> **REQUEST**: Some lines in the records below may hold the word "论语集注"; give the number of those lines and nothing else.

> **RECORDS FOR THIS TASK**:

***

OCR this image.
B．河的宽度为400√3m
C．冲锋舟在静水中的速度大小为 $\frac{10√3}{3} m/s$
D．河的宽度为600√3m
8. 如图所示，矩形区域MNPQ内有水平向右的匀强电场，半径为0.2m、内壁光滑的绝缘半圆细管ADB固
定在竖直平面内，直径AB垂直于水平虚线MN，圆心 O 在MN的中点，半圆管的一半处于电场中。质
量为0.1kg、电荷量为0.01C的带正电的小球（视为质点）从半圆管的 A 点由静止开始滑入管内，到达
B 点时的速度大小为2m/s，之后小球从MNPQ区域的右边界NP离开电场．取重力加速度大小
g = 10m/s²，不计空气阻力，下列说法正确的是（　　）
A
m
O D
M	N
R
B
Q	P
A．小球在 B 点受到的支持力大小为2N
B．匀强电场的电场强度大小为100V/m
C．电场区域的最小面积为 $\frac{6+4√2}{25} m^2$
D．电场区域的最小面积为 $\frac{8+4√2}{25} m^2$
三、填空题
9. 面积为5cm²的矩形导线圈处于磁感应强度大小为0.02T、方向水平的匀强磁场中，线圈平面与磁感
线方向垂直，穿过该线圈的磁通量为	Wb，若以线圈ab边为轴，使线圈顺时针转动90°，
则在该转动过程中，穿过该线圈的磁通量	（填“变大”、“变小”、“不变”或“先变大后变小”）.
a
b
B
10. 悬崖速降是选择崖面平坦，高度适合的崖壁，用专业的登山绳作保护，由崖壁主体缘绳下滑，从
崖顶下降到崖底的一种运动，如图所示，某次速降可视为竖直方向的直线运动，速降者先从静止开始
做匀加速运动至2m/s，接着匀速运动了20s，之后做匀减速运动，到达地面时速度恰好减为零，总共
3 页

***

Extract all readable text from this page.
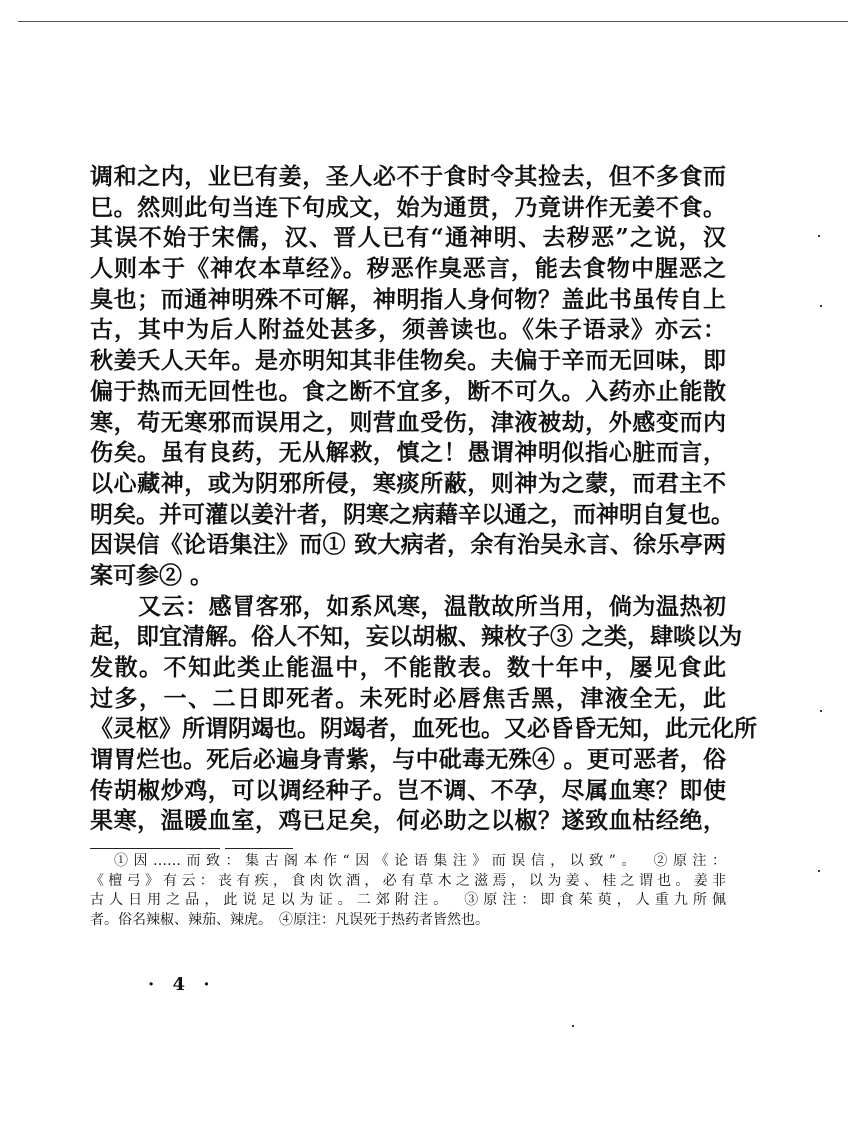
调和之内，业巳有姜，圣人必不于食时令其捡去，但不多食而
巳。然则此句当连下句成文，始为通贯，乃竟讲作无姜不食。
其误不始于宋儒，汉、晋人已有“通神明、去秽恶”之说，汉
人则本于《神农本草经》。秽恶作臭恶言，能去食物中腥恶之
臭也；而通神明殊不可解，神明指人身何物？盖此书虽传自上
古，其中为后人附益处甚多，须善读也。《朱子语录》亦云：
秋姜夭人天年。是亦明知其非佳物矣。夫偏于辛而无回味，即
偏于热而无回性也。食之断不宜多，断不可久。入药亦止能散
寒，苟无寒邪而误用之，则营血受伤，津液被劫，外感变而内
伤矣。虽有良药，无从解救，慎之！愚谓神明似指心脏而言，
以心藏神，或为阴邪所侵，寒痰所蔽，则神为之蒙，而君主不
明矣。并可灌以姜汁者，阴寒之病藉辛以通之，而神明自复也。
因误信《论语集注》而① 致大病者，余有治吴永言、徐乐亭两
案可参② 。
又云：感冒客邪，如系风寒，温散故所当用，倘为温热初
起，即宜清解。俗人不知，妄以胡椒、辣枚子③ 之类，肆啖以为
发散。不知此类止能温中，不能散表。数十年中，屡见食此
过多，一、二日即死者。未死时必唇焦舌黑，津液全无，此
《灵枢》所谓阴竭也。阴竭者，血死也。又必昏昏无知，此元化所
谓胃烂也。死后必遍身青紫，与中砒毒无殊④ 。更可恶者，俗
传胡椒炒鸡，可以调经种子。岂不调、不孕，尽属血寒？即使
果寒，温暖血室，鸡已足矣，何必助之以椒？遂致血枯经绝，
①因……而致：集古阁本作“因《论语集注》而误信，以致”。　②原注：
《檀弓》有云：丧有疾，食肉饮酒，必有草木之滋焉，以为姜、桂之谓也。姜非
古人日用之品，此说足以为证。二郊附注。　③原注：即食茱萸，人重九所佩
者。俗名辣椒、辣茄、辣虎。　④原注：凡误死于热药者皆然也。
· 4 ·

***

> **SOLVED EXERCISE**: 2